# Given task
Look for the string "JSON" and copy every line that has it.
─── Supplied data
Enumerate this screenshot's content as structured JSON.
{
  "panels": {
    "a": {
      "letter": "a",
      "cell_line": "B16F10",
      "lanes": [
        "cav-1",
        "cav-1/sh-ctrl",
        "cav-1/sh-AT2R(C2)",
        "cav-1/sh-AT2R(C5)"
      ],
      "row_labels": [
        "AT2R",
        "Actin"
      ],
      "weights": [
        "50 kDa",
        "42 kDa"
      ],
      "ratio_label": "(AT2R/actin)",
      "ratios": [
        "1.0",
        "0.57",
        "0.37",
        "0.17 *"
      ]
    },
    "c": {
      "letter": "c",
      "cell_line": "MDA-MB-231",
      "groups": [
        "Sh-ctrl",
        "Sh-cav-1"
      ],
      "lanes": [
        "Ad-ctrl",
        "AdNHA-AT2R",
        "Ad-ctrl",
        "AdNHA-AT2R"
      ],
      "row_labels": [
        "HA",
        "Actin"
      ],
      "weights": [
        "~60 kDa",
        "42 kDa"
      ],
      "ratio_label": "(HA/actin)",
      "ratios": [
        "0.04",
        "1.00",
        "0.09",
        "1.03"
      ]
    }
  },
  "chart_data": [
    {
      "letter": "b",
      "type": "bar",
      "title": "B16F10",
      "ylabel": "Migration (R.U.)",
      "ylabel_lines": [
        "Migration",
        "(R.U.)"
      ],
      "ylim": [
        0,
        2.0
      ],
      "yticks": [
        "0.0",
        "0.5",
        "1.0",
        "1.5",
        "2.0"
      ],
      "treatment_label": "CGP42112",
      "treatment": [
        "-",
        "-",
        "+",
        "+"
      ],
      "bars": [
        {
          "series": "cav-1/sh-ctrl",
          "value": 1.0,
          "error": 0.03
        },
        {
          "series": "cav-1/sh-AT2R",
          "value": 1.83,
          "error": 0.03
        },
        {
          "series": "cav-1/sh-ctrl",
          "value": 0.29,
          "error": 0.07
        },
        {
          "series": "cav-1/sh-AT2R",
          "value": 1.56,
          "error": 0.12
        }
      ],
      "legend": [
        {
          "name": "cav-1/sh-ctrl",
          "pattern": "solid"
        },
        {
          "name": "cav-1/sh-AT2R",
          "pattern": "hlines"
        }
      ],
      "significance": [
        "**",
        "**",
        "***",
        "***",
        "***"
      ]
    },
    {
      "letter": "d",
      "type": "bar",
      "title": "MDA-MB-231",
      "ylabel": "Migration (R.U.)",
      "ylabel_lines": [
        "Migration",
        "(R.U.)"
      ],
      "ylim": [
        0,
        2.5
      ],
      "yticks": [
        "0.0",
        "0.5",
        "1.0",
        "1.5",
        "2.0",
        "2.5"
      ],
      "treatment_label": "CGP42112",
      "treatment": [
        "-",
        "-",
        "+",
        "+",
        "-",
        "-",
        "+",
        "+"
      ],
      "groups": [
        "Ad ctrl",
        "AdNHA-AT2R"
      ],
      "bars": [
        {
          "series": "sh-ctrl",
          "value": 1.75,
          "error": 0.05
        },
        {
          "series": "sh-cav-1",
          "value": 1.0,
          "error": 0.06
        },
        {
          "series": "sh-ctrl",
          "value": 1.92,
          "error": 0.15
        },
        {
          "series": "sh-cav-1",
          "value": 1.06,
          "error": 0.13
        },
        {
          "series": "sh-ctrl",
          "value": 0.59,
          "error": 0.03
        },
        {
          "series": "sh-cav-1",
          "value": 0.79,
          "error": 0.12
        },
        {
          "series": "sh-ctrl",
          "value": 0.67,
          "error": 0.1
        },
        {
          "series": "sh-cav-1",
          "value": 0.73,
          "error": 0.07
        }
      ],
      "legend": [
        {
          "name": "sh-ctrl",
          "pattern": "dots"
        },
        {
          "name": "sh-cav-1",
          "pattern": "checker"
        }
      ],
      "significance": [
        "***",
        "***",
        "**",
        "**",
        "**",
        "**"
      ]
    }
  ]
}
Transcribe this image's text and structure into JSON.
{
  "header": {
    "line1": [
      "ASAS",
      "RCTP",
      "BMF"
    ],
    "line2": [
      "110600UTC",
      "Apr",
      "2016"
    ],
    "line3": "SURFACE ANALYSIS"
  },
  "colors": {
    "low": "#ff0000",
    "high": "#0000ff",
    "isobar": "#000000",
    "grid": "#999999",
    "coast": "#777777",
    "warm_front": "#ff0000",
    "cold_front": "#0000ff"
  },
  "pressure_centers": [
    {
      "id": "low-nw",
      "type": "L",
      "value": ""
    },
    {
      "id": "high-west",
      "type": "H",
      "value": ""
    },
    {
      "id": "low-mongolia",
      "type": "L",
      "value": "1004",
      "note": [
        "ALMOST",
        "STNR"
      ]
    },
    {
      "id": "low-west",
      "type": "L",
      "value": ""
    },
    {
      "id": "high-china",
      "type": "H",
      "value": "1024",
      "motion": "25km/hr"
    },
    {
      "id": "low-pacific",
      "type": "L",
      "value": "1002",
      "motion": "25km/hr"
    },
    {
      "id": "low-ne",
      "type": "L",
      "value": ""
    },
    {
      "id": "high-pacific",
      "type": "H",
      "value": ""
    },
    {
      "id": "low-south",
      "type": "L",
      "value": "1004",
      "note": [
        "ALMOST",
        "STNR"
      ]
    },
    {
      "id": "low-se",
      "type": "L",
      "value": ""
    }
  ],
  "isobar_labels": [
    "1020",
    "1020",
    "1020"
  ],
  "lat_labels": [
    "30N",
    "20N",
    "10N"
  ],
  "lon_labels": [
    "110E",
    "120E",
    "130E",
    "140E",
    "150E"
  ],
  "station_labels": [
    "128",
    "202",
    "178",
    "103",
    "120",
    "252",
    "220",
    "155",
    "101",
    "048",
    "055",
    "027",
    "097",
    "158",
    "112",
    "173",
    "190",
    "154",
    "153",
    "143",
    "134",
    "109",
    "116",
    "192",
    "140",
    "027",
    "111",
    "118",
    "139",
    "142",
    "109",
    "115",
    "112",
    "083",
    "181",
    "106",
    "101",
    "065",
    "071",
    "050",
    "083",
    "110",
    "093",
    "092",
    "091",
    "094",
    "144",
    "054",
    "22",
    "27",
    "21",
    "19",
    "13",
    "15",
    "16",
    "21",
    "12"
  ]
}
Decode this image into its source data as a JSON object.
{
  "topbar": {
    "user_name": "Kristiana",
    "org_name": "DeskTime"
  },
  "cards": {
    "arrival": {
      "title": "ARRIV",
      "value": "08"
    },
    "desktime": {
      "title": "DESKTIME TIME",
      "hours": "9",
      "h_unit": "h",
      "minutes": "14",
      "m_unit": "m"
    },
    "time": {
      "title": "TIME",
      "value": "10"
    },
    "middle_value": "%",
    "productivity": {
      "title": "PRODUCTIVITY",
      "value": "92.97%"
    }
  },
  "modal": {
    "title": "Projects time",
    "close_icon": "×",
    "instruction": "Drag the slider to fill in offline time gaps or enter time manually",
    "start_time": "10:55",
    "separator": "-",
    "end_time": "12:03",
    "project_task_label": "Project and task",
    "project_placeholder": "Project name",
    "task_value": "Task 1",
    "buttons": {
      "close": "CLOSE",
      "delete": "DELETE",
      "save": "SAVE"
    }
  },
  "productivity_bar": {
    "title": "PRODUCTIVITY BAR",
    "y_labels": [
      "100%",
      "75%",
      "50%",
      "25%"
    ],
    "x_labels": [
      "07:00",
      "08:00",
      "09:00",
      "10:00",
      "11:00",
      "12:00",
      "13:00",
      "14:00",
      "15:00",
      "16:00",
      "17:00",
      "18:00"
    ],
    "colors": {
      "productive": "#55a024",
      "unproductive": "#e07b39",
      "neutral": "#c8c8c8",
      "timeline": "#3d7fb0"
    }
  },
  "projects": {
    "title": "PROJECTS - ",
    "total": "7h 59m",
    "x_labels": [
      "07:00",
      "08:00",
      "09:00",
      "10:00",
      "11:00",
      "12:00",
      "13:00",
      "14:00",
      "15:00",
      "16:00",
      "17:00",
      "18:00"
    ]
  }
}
──────
# Final answer
Enumerate this screenshot's content as structured JSON.
Transcribe this image's text and structure into JSON.
Decode this image into its source data as a JSON object.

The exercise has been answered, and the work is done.